> **Aim**
Can you pull out each line of the data below that includes the word "Helen"?
## Begin Supplied information
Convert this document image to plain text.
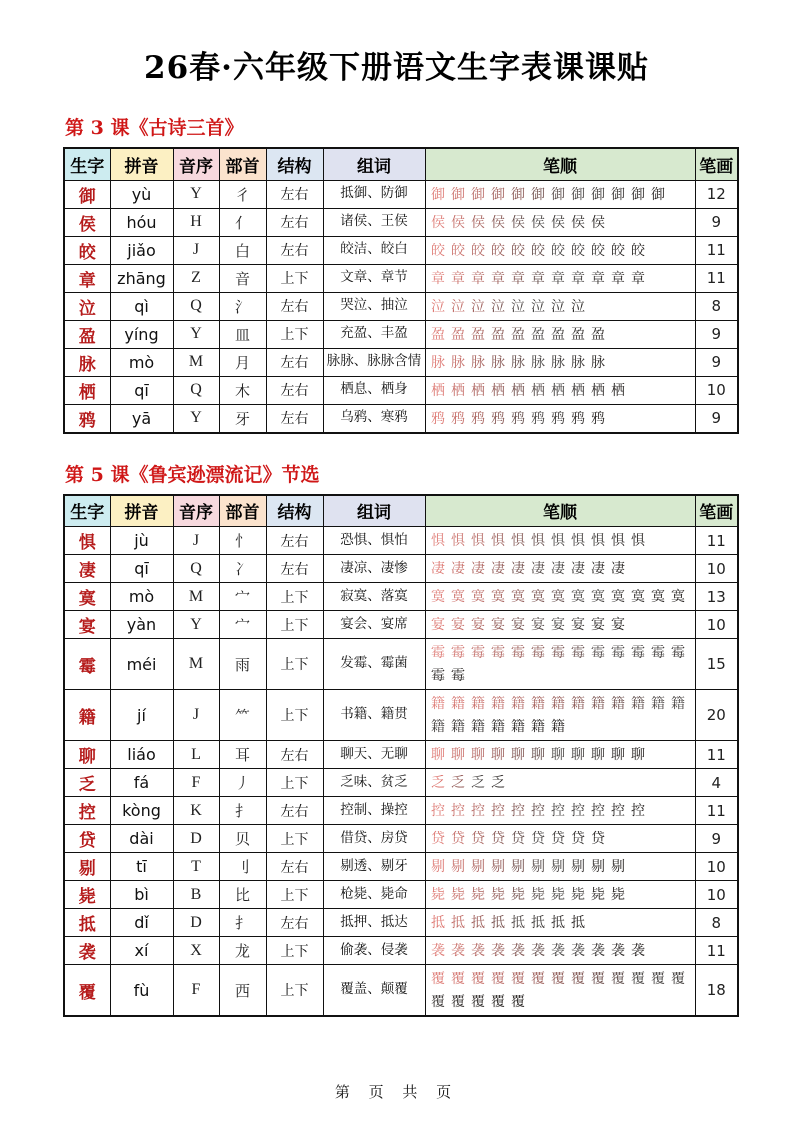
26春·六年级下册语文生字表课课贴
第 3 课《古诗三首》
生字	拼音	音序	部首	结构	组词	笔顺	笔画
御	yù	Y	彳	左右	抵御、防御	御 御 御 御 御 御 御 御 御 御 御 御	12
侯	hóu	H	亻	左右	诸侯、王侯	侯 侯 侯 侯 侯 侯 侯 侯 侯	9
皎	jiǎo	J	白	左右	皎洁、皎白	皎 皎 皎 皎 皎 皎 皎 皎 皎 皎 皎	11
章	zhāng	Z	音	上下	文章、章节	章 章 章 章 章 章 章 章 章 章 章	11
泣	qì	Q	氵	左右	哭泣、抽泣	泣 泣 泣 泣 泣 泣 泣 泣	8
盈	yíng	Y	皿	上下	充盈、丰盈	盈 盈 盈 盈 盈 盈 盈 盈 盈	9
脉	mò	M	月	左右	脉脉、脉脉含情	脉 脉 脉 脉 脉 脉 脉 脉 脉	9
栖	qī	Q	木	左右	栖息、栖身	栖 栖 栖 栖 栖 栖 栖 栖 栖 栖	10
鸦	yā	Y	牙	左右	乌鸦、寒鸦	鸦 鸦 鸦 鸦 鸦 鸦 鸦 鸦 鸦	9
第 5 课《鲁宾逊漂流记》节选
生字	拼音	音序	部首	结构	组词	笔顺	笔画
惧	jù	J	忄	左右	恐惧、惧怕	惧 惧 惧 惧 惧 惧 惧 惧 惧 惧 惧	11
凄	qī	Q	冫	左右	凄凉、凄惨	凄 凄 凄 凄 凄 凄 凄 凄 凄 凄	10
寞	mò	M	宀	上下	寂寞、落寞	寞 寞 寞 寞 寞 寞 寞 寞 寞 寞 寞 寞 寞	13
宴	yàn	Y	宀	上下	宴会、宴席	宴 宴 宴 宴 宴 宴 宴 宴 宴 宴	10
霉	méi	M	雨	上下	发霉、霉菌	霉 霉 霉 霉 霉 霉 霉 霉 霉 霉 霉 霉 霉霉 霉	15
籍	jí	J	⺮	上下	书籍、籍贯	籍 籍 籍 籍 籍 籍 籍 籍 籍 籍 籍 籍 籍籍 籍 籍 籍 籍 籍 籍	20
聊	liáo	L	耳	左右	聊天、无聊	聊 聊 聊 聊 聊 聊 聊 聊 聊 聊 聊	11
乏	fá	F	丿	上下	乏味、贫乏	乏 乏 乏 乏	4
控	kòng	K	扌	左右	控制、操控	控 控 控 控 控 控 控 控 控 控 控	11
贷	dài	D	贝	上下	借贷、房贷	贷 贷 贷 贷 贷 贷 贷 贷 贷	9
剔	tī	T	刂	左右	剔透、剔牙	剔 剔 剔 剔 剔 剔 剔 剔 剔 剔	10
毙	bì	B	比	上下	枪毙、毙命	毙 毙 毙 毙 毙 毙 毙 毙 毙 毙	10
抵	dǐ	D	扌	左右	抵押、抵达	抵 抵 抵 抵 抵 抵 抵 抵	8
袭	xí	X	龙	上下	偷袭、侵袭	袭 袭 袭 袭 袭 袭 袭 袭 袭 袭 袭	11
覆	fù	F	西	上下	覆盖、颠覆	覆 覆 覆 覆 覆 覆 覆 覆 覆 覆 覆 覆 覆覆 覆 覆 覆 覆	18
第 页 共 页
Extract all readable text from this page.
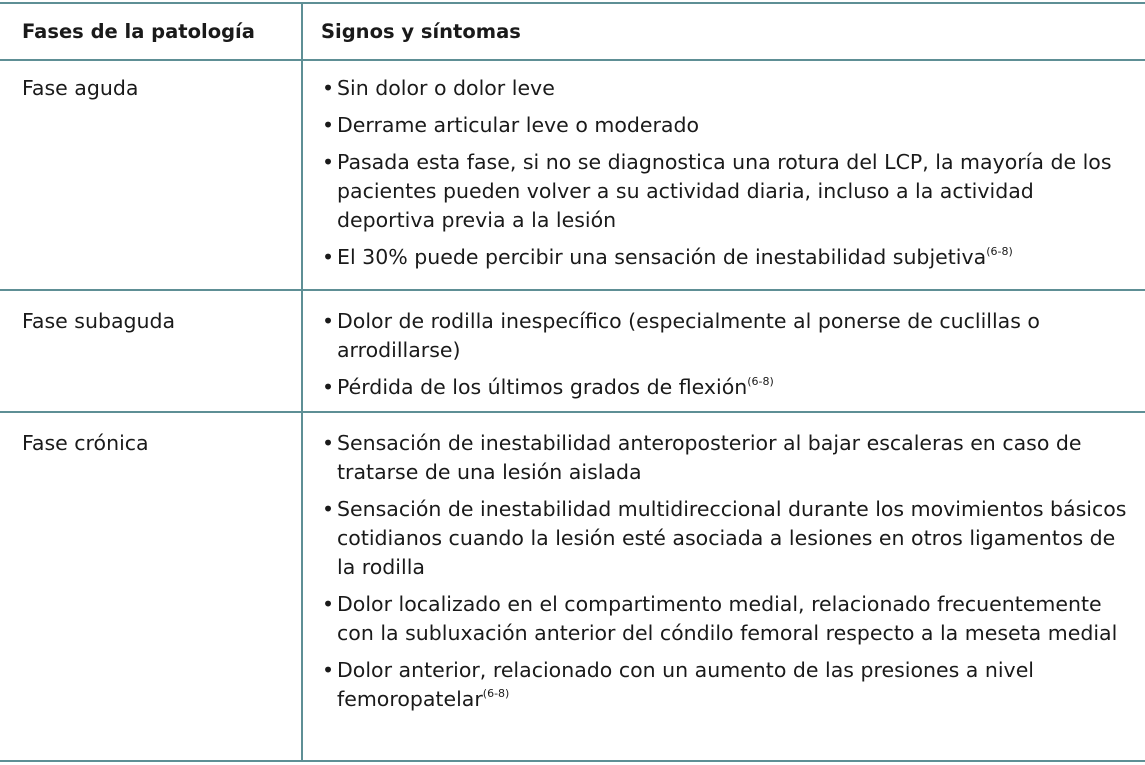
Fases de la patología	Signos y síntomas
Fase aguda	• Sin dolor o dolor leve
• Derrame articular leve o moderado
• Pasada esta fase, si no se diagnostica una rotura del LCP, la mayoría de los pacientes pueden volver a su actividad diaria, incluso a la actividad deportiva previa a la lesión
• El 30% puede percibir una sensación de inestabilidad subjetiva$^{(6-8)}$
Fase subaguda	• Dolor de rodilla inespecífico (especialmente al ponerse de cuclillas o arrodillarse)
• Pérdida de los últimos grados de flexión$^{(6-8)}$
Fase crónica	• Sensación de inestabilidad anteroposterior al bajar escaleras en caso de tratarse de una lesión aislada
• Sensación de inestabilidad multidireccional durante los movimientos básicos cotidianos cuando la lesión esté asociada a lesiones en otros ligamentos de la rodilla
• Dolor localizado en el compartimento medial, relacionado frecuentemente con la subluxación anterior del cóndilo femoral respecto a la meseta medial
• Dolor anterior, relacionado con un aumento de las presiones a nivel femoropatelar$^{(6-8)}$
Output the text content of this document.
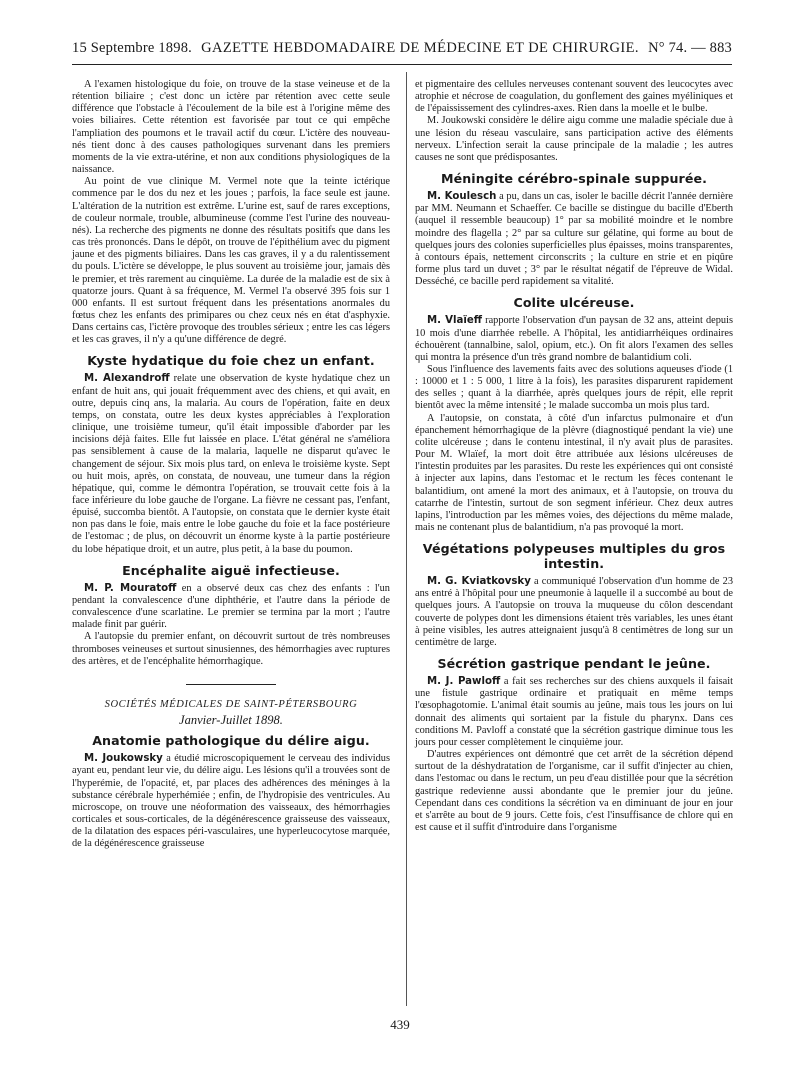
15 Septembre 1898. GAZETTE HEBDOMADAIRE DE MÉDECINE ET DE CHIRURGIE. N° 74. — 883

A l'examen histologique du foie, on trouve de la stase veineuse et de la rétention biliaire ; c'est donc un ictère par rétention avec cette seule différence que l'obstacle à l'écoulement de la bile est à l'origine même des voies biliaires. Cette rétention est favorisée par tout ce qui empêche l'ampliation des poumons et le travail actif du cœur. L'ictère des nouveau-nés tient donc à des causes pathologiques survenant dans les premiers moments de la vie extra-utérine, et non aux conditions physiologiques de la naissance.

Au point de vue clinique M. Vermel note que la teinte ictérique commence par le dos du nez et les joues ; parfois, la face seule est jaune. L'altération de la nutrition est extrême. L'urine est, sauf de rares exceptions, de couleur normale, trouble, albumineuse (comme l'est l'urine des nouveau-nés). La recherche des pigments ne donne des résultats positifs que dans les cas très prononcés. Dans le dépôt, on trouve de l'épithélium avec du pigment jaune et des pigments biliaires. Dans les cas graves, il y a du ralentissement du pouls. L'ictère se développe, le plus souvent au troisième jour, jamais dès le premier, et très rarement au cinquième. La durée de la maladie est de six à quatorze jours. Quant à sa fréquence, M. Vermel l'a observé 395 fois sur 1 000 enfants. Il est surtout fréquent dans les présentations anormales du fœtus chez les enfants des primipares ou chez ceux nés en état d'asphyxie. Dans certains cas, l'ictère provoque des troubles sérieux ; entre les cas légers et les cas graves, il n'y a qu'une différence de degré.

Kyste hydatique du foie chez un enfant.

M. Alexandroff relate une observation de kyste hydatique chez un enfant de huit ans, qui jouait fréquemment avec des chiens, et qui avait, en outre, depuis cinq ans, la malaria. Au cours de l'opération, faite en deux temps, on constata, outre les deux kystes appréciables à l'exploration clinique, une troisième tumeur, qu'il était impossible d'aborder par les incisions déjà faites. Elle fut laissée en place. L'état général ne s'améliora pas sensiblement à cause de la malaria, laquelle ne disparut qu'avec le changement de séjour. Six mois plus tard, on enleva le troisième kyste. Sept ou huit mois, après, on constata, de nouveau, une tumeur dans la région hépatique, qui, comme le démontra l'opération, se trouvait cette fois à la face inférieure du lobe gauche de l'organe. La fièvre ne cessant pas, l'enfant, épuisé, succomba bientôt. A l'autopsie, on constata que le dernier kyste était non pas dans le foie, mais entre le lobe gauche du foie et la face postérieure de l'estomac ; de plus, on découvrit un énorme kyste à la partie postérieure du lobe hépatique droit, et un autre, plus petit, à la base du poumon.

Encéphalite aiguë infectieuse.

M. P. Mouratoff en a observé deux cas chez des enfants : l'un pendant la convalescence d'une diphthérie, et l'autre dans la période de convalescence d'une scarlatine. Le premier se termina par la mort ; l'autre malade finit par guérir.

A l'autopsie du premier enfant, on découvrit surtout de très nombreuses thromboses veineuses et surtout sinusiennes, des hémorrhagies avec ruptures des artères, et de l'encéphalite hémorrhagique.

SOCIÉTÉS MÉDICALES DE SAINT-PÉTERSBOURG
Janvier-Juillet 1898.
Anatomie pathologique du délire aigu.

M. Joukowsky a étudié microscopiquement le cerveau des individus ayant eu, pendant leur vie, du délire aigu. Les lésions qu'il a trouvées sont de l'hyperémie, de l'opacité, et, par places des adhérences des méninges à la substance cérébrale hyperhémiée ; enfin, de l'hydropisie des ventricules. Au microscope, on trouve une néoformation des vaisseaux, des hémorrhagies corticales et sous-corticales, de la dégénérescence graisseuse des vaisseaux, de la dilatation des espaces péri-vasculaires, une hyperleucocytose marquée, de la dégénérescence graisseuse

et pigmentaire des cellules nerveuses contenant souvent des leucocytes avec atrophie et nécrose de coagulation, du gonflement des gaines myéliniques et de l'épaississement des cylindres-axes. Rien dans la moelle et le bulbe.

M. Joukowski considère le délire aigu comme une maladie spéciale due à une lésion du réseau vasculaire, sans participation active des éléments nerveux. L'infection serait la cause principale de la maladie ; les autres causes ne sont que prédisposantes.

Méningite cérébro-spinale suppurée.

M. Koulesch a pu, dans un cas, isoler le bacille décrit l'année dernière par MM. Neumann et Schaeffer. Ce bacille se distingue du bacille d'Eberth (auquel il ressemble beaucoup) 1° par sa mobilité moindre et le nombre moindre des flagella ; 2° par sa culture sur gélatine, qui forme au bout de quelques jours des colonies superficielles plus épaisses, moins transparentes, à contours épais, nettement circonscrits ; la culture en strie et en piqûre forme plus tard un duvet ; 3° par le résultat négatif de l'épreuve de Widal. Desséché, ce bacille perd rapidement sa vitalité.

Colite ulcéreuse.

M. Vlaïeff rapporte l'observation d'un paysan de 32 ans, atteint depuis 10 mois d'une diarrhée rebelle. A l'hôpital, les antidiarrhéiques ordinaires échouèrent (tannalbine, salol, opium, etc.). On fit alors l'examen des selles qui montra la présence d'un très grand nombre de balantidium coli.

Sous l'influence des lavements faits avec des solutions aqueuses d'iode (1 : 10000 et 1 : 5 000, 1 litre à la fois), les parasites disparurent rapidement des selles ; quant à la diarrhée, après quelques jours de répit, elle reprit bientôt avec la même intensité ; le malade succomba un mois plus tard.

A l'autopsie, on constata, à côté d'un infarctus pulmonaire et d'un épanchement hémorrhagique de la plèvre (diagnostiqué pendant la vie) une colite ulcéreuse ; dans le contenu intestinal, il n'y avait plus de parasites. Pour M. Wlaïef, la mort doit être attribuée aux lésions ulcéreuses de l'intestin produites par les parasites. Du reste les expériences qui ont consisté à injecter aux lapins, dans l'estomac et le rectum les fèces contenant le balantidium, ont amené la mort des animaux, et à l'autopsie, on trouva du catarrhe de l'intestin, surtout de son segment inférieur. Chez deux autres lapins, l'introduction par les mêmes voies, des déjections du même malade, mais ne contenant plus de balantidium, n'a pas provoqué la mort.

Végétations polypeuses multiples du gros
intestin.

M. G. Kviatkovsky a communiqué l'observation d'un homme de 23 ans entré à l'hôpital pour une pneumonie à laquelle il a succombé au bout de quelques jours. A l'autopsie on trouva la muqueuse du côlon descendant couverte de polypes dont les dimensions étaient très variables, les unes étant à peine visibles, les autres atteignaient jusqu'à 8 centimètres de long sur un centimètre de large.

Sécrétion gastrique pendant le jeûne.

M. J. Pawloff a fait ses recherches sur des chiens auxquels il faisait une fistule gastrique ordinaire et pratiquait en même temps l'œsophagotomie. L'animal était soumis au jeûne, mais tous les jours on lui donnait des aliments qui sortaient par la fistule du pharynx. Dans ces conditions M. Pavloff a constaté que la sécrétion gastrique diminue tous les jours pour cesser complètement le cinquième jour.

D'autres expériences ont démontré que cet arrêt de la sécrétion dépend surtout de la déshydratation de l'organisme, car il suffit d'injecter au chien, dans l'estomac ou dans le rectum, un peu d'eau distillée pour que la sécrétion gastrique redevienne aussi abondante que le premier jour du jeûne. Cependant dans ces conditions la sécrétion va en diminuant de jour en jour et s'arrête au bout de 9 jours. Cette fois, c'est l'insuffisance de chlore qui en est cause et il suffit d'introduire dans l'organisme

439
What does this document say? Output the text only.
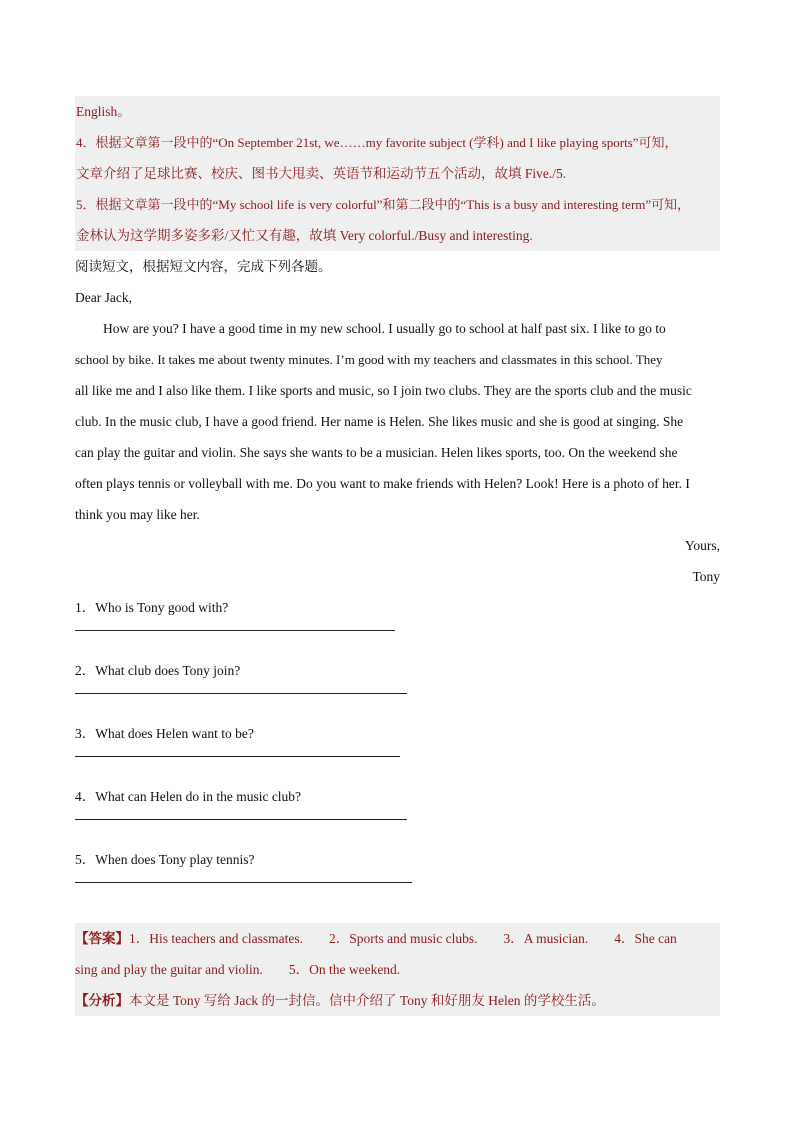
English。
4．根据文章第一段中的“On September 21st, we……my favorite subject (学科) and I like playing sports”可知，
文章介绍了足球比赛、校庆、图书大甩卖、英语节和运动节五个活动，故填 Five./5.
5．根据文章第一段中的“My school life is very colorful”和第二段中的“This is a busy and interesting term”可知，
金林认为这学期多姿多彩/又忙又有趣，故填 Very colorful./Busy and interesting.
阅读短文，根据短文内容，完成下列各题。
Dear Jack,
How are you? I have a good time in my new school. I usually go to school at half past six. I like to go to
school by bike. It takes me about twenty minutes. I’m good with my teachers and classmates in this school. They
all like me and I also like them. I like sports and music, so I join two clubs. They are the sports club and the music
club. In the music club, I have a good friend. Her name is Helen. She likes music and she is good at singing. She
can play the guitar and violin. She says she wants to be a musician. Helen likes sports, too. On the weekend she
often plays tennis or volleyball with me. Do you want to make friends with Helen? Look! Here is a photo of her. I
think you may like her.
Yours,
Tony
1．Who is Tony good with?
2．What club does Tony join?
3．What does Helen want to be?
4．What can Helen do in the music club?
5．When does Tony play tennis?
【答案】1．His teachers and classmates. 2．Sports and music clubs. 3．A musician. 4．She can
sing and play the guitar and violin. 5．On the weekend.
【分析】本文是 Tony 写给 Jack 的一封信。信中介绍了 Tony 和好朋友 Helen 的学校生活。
## End Supplied information
> **Response to the exercise**
club. In the music club, I have a good friend. Her name is Helen. She likes music and she is good at singing. She
can play the guitar and violin. She says she wants to be a musician. Helen likes sports, too. On the weekend she
often plays tennis or volleyball with me. Do you want to make friends with Helen? Look! Here is a photo of her. I
3．What does Helen want to be?
4．What can Helen do in the music club?
【分析】本文是 Tony 写给 Jack 的一封信。信中介绍了 Tony 和好朋友 Helen 的学校生活。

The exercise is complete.